### Source records:

╔══

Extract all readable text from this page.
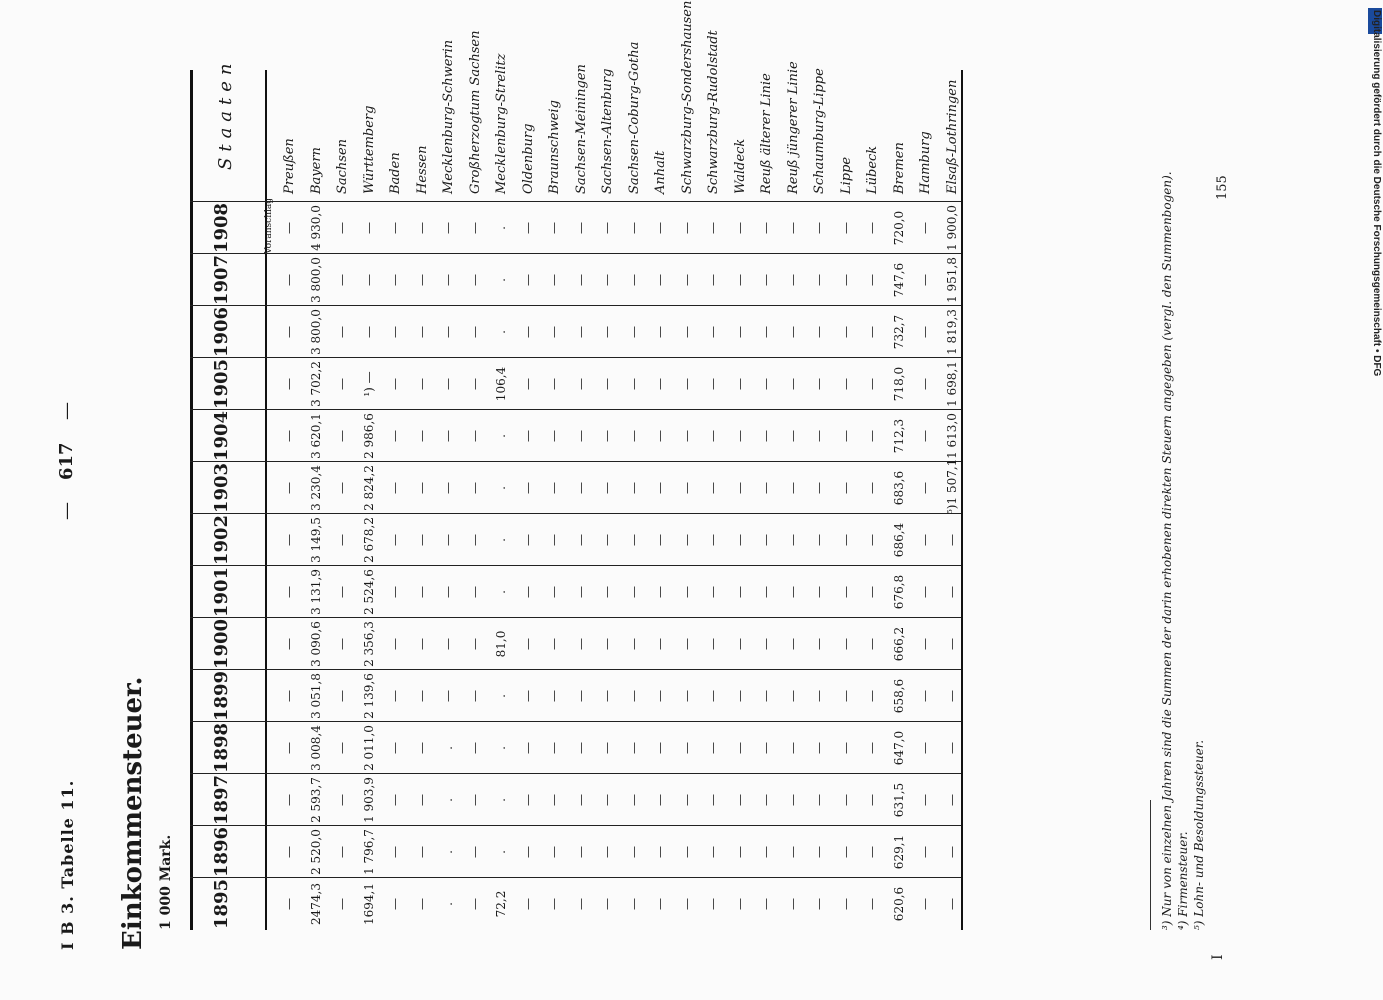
I B 3. Tabelle 11.
—
617
—
Einkommensteuer. 1 000 Mark. 1895
1896
1897
1898
1899
1900
1901
1902
1903
1904
1905
1906
1907
1908
Staaten
Voranschlag
—
—
—
—
—
—
—
—
—
—
—
—
—
—
Preußen
2474,3
2 520,0
2 593,7
3 008,4
3 051,8
3 090,6
3 131,9
3 149,5
3 230,4
3 620,1
3 702,2
3 800,0
3 800,0
4 930,0
Bayern
—
—
—
—
—
—
—
—
—
—
—
—
—
—
Sachsen
1694,1
1 796,7
1 903,9
2 011,0
2 139,6
2 356,3
2 524,6
2 678,2
2 824,2
2 986,6
¹) —
—
—
—
Württemberg
—
—
—
—
—
—
—
—
—
—
—
—
—
—
Baden
—
—
—
—
—
—
—
—
—
—
—
—
—
—
Hessen
.
.
.
.
—
—
—
—
—
—
—
—
—
—
Mecklenburg-Schwerin
—
—
—
—
—
—
—
—
—
—
—
—
—
—
Großherzogtum Sachsen
72,2
.
.
.
.
81,0
.
.
.
.
106,4
.
.
.
Mecklenburg-Strelitz
—
—
—
—
—
—
—
—
—
—
—
—
—
—
Oldenburg
—
—
—
—
—
—
—
—
—
—
—
—
—
—
Braunschweig
—
—
—
—
—
—
—
—
—
—
—
—
—
—
Sachsen-Meiningen
—
—
—
—
—
—
—
—
—
—
—
—
—
—
Sachsen-Altenburg
—
—
—
—
—
—
—
—
—
—
—
—
—
—
Sachsen-Coburg-Gotha
—
—
—
—
—
—
—
—
—
—
—
—
—
—
Anhalt
—
—
—
—
—
—
—
—
—
—
—
—
—
—
Schwarzburg-Sondershausen
—
—
—
—
—
—
—
—
—
—
—
—
—
—
Schwarzburg-Rudolstadt
—
—
—
—
—
—
—
—
—
—
—
—
—
—
Waldeck
—
—
—
—
—
—
—
—
—
—
—
—
—
—
Reuß älterer Linie
—
—
—
—
—
—
—
—
—
—
—
—
—
—
Reuß jüngerer Linie
—
—
—
—
—
—
—
—
—
—
—
—
—
—
Schaumburg-Lippe
—
—
—
—
—
—
—
—
—
—
—
—
—
—
Lippe
—
—
—
—
—
—
—
—
—
—
—
—
—
—
Lübeck
620,6
629,1
631,5
647,0
658,6
666,2
676,8
686,4
683,6
712,3
718,0
732,7
747,6
720,0
Bremen
—
—
—
—
—
—
—
—
—
—
—
—
—
—
Hamburg
—
—
—
—
—
—
—
—
⁵)1 507,1
1 613,0
1 698,1
1 819,3
1 951,8
1 900,0
Elsaß-Lothringen
³) Nur von einzelnen Jahren sind die Summen der darin erhobenen direkten Steuern angegeben (vergl. den Summenbogen). ⁴) Firmensteuer. ⁵) Lohn- und Besoldungssteuer.
I
155	Digitalisierung gefördert durch die Deutsche Forschungsgemeinschaft • DFG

╚══

### What to work on:
Look over the listing. Pull out every line with the string "Schwarzburg" in it.

### Written solution:
Schwarzburg-Sondershausen
Schwarzburg-Rudolstadt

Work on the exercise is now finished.